* _What is expected_
Return, word for word, only the lines from the one containing "Read this page and output its text content." through the last line of the entries.

* _Items from a data source_
══════════

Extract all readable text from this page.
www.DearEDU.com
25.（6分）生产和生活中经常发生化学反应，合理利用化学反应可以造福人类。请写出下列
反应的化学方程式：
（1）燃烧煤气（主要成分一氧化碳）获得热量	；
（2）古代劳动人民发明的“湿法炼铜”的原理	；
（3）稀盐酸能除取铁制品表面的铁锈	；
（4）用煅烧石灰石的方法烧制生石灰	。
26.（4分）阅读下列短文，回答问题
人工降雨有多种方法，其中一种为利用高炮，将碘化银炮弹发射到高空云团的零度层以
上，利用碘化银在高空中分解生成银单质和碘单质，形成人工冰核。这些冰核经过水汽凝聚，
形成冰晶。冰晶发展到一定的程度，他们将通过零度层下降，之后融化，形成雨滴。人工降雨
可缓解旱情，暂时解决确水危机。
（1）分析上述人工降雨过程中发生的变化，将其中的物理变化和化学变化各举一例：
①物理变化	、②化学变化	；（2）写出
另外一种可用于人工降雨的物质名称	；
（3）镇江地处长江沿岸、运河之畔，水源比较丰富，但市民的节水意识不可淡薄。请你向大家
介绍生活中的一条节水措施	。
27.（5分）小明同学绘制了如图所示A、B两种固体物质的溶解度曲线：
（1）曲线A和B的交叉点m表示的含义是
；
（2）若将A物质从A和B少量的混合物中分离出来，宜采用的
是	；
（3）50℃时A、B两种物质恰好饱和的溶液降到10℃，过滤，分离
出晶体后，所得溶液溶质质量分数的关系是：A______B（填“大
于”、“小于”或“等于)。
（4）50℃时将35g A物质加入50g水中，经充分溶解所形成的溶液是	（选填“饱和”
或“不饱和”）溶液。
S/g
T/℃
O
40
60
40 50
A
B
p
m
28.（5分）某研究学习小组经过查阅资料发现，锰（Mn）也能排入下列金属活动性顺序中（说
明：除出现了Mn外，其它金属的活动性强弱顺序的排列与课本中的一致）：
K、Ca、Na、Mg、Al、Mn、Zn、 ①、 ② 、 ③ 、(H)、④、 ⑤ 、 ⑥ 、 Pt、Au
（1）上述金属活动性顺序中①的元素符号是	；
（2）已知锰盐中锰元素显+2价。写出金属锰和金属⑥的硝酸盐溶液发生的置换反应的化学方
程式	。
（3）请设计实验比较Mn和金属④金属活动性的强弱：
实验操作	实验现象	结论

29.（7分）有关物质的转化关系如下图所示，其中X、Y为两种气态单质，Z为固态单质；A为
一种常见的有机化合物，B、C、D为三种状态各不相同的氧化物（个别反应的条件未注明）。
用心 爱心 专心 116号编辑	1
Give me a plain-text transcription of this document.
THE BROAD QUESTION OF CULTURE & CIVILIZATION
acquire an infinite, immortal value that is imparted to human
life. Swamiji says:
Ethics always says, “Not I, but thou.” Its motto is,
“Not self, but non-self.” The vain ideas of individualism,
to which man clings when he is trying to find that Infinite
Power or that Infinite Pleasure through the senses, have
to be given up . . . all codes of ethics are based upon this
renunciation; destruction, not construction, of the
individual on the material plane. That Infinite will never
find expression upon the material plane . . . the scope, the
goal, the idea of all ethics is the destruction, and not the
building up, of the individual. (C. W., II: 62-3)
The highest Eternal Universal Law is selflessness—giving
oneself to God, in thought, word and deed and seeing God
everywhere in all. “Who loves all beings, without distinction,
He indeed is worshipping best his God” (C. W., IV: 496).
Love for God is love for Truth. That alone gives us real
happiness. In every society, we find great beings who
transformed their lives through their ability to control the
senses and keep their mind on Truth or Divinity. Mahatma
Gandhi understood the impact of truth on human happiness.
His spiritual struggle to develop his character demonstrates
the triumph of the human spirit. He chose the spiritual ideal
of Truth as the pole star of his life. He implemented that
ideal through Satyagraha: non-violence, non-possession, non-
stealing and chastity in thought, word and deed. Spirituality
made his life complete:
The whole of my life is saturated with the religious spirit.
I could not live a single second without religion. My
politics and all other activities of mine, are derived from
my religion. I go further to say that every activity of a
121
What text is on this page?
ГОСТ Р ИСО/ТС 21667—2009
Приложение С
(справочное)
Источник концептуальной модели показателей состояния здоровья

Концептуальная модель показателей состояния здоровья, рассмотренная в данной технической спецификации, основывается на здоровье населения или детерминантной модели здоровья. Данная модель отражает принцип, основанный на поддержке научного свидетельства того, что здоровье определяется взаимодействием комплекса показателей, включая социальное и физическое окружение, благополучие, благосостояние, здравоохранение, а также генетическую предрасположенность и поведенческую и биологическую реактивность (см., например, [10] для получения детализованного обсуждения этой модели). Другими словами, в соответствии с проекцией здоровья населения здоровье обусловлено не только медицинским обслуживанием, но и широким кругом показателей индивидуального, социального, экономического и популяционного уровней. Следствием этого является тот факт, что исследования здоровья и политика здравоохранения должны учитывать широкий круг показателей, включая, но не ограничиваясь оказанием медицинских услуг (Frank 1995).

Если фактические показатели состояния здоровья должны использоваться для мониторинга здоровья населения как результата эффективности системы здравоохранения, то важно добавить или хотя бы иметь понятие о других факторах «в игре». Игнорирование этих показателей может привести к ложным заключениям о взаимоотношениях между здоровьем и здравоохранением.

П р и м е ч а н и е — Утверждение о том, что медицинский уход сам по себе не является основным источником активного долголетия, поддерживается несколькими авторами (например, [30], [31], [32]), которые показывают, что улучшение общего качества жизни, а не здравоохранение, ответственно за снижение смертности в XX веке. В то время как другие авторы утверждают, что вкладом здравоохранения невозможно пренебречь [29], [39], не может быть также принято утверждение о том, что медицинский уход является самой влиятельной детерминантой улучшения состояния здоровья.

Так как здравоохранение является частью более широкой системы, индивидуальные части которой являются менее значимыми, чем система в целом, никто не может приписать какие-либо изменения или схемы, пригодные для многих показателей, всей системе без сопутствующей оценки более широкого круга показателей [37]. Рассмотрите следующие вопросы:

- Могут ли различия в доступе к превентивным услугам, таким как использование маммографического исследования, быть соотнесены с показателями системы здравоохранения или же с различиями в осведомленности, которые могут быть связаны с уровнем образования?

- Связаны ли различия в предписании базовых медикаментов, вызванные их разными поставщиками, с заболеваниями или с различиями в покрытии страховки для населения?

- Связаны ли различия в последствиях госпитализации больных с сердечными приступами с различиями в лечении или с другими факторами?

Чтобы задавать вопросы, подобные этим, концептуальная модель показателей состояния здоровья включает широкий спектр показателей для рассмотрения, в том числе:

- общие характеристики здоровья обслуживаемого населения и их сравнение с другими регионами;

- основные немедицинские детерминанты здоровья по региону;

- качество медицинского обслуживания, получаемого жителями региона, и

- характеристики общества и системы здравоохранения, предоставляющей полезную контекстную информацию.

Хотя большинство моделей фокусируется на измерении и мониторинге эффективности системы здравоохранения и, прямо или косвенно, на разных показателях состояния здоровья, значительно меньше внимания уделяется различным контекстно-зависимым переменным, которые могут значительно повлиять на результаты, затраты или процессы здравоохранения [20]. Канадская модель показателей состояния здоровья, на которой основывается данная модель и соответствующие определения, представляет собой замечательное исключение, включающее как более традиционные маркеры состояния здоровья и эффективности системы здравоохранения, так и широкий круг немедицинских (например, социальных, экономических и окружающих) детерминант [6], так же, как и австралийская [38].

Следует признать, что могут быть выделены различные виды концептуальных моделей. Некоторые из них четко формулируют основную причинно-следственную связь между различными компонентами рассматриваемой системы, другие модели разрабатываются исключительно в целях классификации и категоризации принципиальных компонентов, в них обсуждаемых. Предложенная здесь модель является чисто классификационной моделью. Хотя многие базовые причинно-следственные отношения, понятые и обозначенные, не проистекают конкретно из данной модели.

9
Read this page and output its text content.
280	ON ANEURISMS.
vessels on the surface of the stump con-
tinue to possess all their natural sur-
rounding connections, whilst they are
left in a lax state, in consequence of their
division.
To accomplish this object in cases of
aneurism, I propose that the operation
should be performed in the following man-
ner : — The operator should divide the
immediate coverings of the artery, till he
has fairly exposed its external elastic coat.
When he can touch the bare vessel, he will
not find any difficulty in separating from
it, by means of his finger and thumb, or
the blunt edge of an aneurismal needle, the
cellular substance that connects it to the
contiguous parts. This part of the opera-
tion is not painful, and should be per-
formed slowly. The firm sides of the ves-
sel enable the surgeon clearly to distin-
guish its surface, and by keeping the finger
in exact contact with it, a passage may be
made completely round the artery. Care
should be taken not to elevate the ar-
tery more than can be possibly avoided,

══════════

* _Response_
Read this page and output its text content.
280	ON ANEURISMS.
vessels on the surface of the stump con-
tinue to possess all their natural sur-
rounding connections, whilst they are
left in a lax state, in consequence of their
division.
To accomplish this object in cases of
aneurism, I propose that the operation
should be performed in the following man-
ner : — The operator should divide the
immediate coverings of the artery, till he
has fairly exposed its external elastic coat.
When he can touch the bare vessel, he will
not find any difficulty in separating from
it, by means of his finger and thumb, or
the blunt edge of an aneurismal needle, the
cellular substance that connects it to the
contiguous parts. This part of the opera-
tion is not painful, and should be per-
formed slowly. The firm sides of the ves-
sel enable the surgeon clearly to distin-
guish its surface, and by keeping the finger
in exact contact with it, a passage may be
made completely round the artery. Care
should be taken not to elevate the ar-
tery more than can be possibly avoided,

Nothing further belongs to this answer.